*Problem*: Search the records for the word "public" and pick out every line that has it.

◇ ◇ ◇ ◇ ◇

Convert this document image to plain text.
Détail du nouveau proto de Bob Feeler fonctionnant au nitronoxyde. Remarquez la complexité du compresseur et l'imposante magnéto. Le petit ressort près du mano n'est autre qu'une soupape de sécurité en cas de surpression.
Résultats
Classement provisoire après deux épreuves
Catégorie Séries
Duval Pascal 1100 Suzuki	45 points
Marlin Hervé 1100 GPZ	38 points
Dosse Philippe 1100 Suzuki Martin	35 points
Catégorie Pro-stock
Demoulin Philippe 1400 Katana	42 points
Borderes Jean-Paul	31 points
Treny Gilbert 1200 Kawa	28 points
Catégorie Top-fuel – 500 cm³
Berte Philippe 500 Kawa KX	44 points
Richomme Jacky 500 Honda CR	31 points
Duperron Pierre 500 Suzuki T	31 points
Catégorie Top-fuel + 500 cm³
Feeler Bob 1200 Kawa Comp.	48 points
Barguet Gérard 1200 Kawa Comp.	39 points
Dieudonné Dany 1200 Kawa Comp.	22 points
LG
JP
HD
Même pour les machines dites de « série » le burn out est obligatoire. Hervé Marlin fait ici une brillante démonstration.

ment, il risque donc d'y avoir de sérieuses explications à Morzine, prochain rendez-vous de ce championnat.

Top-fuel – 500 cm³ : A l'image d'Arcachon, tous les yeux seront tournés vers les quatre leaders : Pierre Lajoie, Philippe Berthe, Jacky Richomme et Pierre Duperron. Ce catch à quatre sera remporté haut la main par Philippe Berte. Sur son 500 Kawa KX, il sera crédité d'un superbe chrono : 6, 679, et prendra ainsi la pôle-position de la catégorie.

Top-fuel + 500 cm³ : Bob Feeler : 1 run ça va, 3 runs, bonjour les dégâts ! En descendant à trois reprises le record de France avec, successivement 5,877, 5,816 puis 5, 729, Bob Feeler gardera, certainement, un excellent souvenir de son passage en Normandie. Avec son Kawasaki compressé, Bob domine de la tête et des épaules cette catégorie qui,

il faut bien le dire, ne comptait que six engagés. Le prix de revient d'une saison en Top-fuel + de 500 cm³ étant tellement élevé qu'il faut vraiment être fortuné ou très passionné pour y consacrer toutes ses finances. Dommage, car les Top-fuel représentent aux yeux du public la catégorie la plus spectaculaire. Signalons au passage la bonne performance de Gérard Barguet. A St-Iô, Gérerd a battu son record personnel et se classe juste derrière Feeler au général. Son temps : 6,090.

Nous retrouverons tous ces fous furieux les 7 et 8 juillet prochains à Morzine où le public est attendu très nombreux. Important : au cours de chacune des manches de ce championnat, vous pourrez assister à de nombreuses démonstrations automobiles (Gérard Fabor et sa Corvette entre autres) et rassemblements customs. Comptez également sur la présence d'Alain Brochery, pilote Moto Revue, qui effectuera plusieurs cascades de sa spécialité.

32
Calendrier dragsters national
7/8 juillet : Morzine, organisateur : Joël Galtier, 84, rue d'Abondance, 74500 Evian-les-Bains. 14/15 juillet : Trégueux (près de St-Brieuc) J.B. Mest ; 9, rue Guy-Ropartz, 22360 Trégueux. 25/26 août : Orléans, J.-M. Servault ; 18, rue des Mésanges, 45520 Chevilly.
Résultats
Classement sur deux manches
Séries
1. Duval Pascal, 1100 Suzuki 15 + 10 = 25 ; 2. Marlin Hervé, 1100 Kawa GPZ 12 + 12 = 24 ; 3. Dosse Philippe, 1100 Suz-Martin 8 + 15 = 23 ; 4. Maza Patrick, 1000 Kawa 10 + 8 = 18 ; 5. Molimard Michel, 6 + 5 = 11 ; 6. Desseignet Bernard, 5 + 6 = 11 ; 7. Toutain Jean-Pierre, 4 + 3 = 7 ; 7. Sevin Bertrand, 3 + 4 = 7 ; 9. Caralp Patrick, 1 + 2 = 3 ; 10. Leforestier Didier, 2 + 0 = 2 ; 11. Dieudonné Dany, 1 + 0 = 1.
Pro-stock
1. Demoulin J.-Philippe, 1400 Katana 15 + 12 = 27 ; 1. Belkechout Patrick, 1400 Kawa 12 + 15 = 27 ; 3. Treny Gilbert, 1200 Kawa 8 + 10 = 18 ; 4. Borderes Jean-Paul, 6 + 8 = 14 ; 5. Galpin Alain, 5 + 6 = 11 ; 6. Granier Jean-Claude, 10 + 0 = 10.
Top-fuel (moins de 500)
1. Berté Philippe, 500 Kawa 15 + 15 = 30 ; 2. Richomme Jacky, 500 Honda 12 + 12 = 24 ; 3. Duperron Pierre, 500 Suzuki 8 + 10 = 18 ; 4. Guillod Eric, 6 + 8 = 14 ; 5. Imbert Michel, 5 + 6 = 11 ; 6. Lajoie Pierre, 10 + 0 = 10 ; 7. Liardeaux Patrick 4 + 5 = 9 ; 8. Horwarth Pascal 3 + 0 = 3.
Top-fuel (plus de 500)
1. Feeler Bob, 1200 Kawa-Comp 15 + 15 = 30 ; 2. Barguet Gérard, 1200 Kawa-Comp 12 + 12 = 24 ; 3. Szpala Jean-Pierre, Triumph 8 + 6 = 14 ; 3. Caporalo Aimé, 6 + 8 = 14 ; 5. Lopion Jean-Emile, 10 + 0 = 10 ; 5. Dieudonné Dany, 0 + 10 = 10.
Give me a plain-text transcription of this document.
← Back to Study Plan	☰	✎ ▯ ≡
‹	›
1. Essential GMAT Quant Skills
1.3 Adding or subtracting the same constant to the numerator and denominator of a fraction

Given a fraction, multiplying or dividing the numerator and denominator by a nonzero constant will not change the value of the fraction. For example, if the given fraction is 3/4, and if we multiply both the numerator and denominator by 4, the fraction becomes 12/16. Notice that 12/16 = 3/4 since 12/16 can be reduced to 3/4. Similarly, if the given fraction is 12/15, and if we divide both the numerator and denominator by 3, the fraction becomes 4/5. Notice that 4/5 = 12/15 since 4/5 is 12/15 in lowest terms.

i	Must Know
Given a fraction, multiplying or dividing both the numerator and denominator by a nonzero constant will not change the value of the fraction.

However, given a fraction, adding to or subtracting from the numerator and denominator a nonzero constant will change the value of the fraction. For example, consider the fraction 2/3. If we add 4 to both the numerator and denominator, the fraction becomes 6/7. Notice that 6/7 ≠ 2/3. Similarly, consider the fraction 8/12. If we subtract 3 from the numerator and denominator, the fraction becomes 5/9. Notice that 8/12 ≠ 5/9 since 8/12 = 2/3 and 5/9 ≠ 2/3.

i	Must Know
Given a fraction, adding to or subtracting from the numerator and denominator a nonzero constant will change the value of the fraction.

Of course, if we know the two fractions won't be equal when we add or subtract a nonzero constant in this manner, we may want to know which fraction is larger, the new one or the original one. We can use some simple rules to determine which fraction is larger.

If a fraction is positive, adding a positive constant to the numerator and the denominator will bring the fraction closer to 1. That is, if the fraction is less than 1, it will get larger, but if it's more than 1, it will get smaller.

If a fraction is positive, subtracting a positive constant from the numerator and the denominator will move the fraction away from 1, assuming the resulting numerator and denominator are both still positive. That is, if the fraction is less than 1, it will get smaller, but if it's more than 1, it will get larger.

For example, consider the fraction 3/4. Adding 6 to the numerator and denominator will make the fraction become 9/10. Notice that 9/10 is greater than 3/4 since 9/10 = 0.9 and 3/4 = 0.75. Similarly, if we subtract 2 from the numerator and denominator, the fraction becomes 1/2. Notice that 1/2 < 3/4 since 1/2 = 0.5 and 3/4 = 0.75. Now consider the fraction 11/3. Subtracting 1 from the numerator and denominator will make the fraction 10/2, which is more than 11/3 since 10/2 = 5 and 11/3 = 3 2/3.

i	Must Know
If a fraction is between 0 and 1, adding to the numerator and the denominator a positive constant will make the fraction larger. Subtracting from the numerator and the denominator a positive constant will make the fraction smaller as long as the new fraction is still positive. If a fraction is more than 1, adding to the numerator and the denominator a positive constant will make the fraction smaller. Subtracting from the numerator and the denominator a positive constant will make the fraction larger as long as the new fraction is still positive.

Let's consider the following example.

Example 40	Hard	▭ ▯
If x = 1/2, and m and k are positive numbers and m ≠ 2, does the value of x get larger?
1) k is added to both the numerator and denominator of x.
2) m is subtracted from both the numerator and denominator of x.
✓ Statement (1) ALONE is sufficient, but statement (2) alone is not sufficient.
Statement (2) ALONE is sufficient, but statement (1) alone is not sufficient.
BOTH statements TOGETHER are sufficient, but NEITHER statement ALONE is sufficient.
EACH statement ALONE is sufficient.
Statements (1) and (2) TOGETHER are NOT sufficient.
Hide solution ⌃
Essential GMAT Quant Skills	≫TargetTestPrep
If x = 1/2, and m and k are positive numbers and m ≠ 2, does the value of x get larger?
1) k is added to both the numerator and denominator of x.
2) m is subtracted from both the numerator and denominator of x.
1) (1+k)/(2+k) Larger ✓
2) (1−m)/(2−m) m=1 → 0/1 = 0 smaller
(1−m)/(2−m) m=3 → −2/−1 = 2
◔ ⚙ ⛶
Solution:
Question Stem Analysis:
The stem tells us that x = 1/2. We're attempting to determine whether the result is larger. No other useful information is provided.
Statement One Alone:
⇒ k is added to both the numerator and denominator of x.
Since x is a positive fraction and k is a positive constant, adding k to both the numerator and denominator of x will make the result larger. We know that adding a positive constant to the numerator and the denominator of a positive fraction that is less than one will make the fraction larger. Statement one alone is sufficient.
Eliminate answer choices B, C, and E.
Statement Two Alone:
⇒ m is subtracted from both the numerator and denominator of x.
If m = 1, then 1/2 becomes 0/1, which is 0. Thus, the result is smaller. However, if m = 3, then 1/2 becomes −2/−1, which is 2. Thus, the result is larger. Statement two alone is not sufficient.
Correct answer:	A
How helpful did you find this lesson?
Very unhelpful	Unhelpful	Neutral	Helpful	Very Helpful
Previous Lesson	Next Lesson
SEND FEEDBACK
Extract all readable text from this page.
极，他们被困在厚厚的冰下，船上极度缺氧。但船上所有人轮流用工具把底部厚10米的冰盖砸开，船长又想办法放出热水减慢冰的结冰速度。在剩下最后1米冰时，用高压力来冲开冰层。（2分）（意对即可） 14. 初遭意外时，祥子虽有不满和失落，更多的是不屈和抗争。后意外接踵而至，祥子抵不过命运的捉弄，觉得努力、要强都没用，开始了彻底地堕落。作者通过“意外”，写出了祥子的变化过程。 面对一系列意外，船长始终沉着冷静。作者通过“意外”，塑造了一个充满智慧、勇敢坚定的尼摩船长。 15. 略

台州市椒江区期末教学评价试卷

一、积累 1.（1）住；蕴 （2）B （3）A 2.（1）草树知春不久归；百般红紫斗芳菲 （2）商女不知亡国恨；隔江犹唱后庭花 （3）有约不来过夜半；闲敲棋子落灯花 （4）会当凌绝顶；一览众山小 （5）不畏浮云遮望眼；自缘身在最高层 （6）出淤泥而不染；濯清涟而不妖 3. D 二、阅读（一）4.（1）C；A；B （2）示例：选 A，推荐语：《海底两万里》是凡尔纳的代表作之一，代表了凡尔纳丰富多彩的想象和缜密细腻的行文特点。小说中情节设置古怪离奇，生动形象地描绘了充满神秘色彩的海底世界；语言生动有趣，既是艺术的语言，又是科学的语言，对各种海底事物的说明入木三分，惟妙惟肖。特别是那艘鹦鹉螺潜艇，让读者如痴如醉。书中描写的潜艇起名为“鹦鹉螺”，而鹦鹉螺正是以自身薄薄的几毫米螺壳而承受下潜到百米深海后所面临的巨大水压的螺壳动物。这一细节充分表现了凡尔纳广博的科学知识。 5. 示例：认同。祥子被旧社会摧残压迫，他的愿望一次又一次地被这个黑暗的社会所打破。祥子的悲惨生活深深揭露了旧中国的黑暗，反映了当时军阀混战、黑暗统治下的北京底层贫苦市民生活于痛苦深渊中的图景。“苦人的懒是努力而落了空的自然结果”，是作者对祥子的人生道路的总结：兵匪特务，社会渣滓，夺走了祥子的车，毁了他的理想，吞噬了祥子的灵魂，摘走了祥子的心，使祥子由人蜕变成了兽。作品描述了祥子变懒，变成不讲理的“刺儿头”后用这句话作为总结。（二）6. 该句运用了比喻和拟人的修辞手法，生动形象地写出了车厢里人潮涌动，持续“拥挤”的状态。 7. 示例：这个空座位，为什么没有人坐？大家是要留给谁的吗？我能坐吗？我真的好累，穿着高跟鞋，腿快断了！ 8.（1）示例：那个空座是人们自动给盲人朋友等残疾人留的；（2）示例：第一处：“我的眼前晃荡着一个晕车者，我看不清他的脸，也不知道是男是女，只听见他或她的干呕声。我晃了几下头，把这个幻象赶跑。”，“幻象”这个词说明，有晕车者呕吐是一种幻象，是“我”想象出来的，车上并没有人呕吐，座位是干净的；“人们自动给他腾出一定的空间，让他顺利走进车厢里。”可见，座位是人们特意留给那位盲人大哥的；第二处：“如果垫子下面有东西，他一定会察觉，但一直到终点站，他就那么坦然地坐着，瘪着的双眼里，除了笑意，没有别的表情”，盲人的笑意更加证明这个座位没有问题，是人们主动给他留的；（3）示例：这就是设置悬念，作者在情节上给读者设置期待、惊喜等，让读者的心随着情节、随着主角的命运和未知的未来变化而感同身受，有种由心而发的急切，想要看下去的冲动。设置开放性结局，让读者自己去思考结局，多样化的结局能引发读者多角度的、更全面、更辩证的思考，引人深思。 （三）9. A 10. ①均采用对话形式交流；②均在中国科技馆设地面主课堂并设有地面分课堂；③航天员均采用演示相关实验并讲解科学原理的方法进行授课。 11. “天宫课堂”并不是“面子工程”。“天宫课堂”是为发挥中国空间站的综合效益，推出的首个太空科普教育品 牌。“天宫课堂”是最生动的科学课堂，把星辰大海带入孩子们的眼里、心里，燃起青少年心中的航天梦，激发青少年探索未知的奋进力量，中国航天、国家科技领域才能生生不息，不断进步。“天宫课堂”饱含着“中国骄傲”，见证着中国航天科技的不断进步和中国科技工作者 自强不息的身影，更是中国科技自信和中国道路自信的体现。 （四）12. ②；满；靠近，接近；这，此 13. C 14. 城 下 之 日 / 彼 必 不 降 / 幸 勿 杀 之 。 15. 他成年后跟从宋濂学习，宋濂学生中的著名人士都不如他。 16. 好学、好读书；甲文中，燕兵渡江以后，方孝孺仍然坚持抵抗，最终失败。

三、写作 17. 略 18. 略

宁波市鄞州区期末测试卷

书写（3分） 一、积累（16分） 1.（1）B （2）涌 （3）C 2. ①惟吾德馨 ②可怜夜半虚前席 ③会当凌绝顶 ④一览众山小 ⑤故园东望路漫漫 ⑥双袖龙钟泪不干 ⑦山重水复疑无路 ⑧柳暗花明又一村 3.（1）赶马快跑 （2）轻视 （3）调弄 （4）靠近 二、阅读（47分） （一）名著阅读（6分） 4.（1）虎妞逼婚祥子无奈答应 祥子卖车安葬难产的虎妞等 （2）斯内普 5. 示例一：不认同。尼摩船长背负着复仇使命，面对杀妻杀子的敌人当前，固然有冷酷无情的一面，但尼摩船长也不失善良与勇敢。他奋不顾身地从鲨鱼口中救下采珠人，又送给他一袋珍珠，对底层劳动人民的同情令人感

◇ ◇ ◇ ◇ ◇

*Task answer*:
il faut bien le dire, ne comptait que six engagés. Le prix de revient d'une saison en Top-fuel + de 500 cm³ étant tellement élevé qu'il faut vraiment être fortuné ou très passionné pour y consacrer toutes ses finances. Dommage, car les Top-fuel représentent aux yeux du public la catégorie la plus spectaculaire. Signalons au passage la bonne performance de Gérard Barguet. A St-Iô, Gérerd a battu son record personnel et se classe juste derrière Feeler au général. Son temps : 6,090.
Nous retrouverons tous ces fous furieux les 7 et 8 juillet prochains à Morzine où le public est attendu très nombreux. Important : au cours de chacune des manches de ce championnat, vous pourrez assister à de nombreuses démonstrations automobiles (Gérard Fabor et sa Corvette entre autres) et rassemblements customs. Comptez également sur la présence d'Alain Brochery, pilote Moto Revue, qui effectuera plusieurs cascades de sa spécialité.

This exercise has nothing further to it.